* **Data to process**:
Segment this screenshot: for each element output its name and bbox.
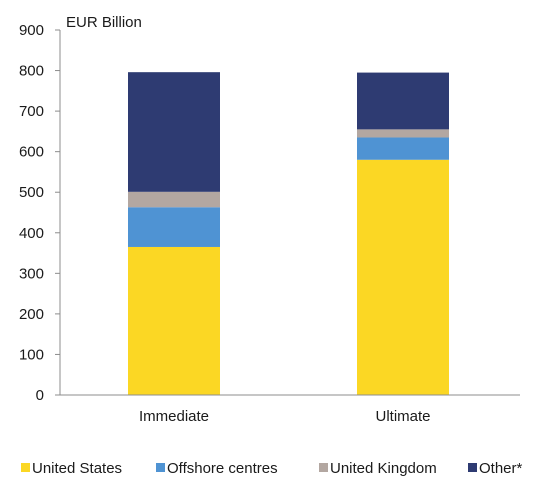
legend-swatch (319, 463, 328, 472)
y-tick-label: 200 (19, 306, 44, 323)
y-tick-label: 700 (19, 103, 44, 120)
legend-entry-label: United Kingdom (330, 460, 437, 477)
y-tick-label: 500 (19, 184, 44, 201)
bar-segment (357, 72, 449, 130)
bar-segment (357, 159, 449, 395)
y-tick-label: 0 (36, 387, 44, 404)
legend-entry-label: Offshore centres (167, 460, 278, 477)
bar-segment (128, 191, 220, 208)
y-tick-label: 100 (19, 346, 44, 363)
legend-entry-label: Other* (479, 460, 523, 477)
y-tick-label: 600 (19, 144, 44, 161)
x-category-label: Ultimate (375, 408, 430, 425)
y-tick-label: 300 (19, 265, 44, 282)
legend-swatch (21, 463, 30, 472)
legend-swatch (156, 463, 165, 472)
y-axis-ticks: 0 100 200 300 400 500 600 700 800 900 (19, 22, 60, 404)
bar-segment (128, 207, 220, 247)
x-category-label: Immediate (139, 408, 209, 425)
legend-entry-label: United States (32, 460, 122, 477)
legend-swatch (468, 463, 477, 472)
bar-segment (128, 72, 220, 192)
bar-segment (128, 246, 220, 395)
bar-segment (357, 129, 449, 138)
y-tick-label: 400 (19, 225, 44, 242)
bar-segment (357, 137, 449, 160)
unit-label: EUR Billion (66, 14, 142, 31)
legend: United States Offshore centres United King… (21, 460, 523, 477)
y-tick-label: 900 (19, 22, 44, 39)
bars-group (128, 72, 449, 395)
x-axis-labels: Immediate Ultimate (139, 408, 431, 425)
y-tick-label: 800 (19, 63, 44, 80)
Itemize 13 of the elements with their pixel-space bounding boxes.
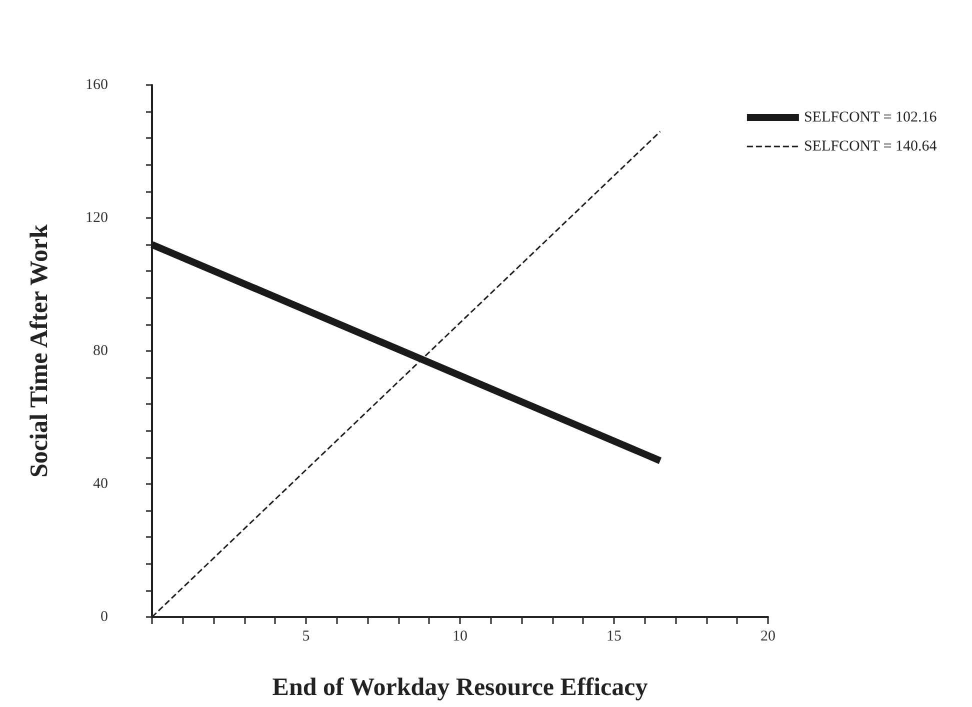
y-tick-label: 40 xyxy=(93,476,108,492)
y-tick-label: 160 xyxy=(86,77,108,93)
y-tick-label: 120 xyxy=(86,210,108,226)
x-tick-label: 10 xyxy=(452,628,468,644)
x-axis-title: End of Workday Resource Efficacy xyxy=(272,674,648,701)
y-tick-label: 0 xyxy=(100,609,108,625)
y-axis-title: Social Time After Work xyxy=(26,224,53,478)
y-tick-label: 80 xyxy=(93,343,108,359)
legend-label: SELFCONT = 140.64 xyxy=(804,138,938,154)
x-tick-label: 20 xyxy=(760,628,776,644)
legend-label: SELFCONT = 102.16 xyxy=(804,110,938,126)
x-tick-label: 5 xyxy=(302,628,310,644)
x-tick-label: 15 xyxy=(606,628,622,644)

* **Aim**: Reproduce the lines starting at the one containing "legend-swatch (319, 463, 328, 472)" and stopping after the one containing "y-tick-label: 100 (19, 346, 44, 363)", with "bar-segment" replaced by "bar-block" and nothing else altered.

* **Exercise result**:
legend-swatch (319, 463, 328, 472)
y-tick-label: 200 (19, 306, 44, 323)
y-tick-label: 700 (19, 103, 44, 120)
legend-entry-label: United Kingdom (330, 460, 437, 477)
y-tick-label: 500 (19, 184, 44, 201)
bar-block (357, 72, 449, 130)
bar-block (357, 159, 449, 395)
y-tick-label: 0 (36, 387, 44, 404)
legend-entry-label: Offshore centres (167, 460, 278, 477)
bar-block (128, 191, 220, 208)
y-tick-label: 100 (19, 346, 44, 363)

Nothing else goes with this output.